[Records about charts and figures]
####

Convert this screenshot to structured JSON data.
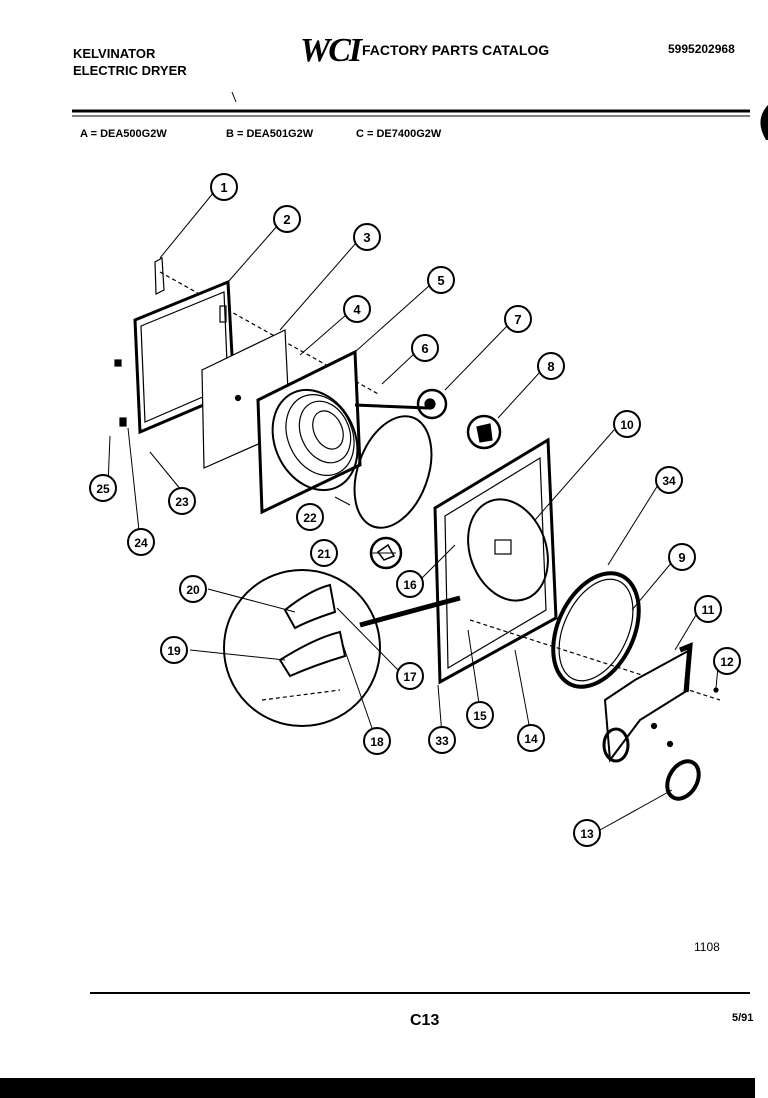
{
  "header": {
    "brand_line1": "KELVINATOR",
    "brand_line2": "ELECTRIC DRYER",
    "logo_text": "WCI",
    "catalog_title": "FACTORY PARTS CATALOG",
    "catalog_number": "5995202968"
  },
  "models": {
    "a": "A = DEA500G2W",
    "b": "B = DEA501G2W",
    "c": "C = DE7400G2W"
  },
  "callouts": [
    "1",
    "2",
    "3",
    "4",
    "5",
    "6",
    "7",
    "8",
    "9",
    "10",
    "11",
    "12",
    "13",
    "14",
    "15",
    "16",
    "17",
    "18",
    "19",
    "20",
    "21",
    "22",
    "23",
    "24",
    "25",
    "33",
    "34"
  ],
  "footer": {
    "drawing_number": "1108",
    "page_code": "C13",
    "date": "5/91"
  }
}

####

Your task is to retype all the entries exactly and leave out any pictures.

Convert this screenshot to structured JSON data.
{
  "header": {
    "brand_line1": "KELVINATOR",
    "brand_line2": "ELECTRIC DRYER",
    "logo_text": "WCI",
    "catalog_title": "FACTORY PARTS CATALOG",
    "catalog_number": "5995202968"
  },
  "models": {
    "a": "A = DEA500G2W",
    "b": "B = DEA501G2W",
    "c": "C = DE7400G2W"
  },
  "callouts": [
    "1",
    "2",
    "3",
    "4",
    "5",
    "6",
    "7",
    "8",
    "9",
    "10",
    "11",
    "12",
    "13",
    "14",
    "15",
    "16",
    "17",
    "18",
    "19",
    "20",
    "21",
    "22",
    "23",
    "24",
    "25",
    "33",
    "34"
  ],
  "footer": {
    "drawing_number": "1108",
    "page_code": "C13",
    "date": "5/91"
  }
}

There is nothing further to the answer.